(Data records)

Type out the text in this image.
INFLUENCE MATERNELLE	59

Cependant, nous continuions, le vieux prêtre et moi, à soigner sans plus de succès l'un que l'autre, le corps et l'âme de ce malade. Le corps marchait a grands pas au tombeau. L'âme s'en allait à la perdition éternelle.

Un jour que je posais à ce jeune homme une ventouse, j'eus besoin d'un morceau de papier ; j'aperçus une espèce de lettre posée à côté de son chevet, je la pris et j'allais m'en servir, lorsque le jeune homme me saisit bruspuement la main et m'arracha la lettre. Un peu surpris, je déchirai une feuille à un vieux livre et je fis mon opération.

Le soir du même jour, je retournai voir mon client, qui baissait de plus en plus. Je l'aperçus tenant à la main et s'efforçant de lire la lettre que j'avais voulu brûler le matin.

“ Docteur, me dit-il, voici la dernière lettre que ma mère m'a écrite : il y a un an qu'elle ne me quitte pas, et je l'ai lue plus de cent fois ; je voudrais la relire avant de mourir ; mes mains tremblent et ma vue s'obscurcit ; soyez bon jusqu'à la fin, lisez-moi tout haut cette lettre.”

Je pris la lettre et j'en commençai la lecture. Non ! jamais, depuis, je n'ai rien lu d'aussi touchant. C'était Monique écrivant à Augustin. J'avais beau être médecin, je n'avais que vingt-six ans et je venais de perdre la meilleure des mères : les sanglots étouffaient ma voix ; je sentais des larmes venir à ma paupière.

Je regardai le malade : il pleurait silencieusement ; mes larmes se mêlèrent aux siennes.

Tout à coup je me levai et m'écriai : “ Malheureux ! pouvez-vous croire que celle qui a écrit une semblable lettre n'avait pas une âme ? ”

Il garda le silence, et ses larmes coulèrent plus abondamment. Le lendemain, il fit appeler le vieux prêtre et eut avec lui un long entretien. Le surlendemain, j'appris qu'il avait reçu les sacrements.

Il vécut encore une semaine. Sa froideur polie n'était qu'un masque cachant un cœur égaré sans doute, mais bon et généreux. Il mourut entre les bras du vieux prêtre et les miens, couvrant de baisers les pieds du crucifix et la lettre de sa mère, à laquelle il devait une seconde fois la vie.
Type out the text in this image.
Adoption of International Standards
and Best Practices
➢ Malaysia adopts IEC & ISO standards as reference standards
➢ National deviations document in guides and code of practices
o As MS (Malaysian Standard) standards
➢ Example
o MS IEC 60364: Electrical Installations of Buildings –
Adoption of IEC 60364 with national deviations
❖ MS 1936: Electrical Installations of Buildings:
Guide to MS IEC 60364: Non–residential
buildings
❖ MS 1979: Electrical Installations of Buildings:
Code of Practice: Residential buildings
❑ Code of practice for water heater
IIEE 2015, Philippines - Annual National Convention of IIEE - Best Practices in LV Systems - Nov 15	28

WHAT TO DO => Check each line of the records above for "avait", and copy those that have it.

OUTPUT BELOW =>
Tout à coup je me levai et m'écriai : “ Malheureux ! pouvez-vous croire que celle qui a écrit une semblable lettre n'avait pas une âme ? ”
Il garda le silence, et ses larmes coulèrent plus abondamment. Le lendemain, il fit appeler le vieux prêtre et eut avec lui un long entretien. Le surlendemain, j'appris qu'il avait reçu les sacrements.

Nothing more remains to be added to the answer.